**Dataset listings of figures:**
**********

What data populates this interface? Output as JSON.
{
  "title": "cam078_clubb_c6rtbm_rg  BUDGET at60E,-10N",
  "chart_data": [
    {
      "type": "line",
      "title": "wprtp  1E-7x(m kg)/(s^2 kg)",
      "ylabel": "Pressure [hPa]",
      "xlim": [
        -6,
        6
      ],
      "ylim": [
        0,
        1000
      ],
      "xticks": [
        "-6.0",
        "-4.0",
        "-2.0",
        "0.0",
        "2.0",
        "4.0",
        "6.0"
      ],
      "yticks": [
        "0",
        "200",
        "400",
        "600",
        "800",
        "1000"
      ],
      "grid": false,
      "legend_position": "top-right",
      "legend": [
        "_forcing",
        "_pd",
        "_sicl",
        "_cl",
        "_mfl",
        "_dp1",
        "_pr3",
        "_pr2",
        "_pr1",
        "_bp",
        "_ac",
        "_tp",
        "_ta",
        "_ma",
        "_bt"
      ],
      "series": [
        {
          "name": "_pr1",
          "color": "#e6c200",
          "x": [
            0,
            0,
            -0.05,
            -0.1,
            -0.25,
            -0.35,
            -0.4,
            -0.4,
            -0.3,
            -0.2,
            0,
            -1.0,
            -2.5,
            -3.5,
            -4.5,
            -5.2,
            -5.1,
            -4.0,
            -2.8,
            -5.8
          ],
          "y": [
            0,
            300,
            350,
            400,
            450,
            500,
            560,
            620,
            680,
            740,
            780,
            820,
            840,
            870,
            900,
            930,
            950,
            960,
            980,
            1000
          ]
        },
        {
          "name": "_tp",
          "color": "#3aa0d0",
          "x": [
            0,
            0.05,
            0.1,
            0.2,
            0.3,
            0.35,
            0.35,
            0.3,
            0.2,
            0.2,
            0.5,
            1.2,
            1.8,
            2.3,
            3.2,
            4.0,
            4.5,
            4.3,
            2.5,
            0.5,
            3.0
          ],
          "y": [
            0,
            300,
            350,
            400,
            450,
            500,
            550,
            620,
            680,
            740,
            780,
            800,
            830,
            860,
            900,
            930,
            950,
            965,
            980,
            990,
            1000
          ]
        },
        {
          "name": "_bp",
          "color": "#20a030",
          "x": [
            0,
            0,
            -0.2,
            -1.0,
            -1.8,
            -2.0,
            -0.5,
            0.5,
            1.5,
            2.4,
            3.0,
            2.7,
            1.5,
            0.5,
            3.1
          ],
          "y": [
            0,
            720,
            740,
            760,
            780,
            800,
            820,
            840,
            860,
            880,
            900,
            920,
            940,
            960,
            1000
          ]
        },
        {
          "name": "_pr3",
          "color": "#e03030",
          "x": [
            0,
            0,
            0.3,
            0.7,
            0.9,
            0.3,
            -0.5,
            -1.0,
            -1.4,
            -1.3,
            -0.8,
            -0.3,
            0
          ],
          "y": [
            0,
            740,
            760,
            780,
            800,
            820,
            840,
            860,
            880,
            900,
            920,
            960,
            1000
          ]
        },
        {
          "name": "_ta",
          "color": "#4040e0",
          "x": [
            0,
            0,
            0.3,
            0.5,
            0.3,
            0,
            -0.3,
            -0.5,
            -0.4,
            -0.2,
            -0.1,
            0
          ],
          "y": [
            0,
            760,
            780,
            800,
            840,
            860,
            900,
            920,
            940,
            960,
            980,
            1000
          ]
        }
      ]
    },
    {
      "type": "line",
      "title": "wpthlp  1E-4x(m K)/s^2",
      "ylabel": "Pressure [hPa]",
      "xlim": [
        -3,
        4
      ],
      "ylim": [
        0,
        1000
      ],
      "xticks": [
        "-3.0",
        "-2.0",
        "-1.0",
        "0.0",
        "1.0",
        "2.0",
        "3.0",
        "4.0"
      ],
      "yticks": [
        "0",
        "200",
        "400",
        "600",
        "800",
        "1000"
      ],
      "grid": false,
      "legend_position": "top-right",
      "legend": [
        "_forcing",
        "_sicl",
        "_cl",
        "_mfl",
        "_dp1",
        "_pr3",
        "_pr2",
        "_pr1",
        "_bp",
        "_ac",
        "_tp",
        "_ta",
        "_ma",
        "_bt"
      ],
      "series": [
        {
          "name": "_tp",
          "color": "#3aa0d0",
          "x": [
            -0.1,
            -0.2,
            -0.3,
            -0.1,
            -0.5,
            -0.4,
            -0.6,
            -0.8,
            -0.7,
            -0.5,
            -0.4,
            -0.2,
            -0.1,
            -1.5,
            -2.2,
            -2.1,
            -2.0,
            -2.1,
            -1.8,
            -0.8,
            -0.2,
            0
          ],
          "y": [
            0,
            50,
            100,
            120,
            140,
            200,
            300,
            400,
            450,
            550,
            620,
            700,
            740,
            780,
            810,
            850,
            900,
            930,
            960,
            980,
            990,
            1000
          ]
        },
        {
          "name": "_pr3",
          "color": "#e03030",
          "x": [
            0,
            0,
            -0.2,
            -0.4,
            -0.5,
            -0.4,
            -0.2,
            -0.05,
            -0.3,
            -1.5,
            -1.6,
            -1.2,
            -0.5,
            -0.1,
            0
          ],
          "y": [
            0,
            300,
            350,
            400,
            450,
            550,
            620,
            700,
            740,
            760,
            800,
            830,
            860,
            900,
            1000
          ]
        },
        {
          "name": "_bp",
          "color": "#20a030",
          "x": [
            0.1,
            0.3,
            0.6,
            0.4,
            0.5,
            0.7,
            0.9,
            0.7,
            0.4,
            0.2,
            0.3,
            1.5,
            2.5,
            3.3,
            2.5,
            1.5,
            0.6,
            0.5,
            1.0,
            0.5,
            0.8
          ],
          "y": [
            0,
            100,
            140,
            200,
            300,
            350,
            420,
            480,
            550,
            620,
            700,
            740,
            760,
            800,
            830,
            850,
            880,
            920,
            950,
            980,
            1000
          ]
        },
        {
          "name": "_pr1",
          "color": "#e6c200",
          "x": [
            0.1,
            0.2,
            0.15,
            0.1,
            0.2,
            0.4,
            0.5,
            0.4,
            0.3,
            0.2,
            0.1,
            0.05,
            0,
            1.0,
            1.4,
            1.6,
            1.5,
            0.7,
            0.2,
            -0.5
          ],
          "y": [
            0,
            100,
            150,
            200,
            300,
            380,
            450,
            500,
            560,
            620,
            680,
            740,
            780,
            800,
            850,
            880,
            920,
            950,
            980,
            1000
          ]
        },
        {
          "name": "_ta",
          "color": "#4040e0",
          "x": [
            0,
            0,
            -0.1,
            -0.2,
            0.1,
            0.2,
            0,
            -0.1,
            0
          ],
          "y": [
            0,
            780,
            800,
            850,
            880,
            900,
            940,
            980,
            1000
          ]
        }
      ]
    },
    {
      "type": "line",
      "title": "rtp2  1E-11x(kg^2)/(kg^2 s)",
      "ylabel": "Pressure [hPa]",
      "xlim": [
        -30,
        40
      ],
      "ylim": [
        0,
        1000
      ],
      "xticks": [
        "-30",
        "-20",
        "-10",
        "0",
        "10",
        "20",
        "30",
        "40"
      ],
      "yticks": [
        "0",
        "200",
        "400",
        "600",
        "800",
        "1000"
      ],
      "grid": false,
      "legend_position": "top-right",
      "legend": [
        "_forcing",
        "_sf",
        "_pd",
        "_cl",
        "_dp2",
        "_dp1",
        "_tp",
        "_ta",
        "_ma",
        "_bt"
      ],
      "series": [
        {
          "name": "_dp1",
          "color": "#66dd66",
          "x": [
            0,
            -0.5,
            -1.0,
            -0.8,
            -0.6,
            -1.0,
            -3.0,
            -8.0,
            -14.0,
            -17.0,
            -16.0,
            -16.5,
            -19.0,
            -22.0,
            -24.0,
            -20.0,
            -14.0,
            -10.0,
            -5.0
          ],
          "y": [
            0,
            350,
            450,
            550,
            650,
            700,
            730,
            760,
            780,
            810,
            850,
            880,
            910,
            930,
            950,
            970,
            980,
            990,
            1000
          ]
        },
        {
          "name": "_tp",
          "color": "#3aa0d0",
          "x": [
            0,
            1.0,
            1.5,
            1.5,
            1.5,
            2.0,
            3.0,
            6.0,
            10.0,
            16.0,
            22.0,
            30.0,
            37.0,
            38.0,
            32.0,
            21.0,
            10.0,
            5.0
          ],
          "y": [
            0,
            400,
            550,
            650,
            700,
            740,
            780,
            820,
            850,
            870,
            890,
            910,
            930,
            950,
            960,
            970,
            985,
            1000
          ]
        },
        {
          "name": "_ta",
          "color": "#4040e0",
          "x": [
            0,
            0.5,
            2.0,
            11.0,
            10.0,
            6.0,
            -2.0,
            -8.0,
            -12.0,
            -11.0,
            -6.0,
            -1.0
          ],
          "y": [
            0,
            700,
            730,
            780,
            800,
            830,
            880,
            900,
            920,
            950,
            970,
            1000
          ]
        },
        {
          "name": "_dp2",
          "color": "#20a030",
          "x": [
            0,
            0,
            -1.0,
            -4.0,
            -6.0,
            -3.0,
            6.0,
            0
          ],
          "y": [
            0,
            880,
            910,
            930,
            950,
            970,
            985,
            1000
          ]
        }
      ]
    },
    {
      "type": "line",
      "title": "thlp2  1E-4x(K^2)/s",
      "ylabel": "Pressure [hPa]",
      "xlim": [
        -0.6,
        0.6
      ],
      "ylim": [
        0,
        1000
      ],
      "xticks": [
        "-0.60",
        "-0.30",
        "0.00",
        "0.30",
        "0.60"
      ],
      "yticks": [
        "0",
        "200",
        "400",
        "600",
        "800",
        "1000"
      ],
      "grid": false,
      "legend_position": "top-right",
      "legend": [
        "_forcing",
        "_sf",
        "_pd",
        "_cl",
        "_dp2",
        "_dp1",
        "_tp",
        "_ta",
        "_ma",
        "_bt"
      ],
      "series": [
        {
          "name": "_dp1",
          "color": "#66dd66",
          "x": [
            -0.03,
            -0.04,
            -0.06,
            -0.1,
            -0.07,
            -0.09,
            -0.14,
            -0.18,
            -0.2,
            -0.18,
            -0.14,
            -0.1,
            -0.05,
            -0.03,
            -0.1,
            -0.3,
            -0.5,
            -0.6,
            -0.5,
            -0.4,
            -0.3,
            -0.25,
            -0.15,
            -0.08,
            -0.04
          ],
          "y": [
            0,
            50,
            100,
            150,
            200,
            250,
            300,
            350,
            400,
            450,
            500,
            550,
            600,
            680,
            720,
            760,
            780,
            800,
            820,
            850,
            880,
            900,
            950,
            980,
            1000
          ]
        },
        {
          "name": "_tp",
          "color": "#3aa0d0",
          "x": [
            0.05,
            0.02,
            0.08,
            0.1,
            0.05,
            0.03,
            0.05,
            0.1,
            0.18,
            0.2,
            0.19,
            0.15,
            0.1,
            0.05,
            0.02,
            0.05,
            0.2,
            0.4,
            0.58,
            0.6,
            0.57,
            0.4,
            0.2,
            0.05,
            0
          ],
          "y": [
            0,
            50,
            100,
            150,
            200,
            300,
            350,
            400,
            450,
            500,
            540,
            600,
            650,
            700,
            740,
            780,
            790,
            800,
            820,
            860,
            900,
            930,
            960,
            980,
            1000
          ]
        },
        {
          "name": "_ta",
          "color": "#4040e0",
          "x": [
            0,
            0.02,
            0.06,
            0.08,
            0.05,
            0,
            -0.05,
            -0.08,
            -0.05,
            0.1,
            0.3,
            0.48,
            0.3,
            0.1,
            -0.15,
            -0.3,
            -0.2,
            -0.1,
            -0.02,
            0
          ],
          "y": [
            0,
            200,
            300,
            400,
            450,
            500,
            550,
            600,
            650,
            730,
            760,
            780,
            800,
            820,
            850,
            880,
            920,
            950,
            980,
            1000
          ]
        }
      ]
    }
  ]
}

**********

**Task details:** Select and copy every line of the material that holds the string "title".

**Response below:**
  "title": "cam078_clubb_c6rtbm_rg  BUDGET at60E,-10N",
      "title": "wprtp  1E-7x(m kg)/(s^2 kg)",
      "title": "wpthlp  1E-4x(m K)/s^2",
      "title": "rtp2  1E-11x(kg^2)/(kg^2 s)",
      "title": "thlp2  1E-4x(K^2)/s",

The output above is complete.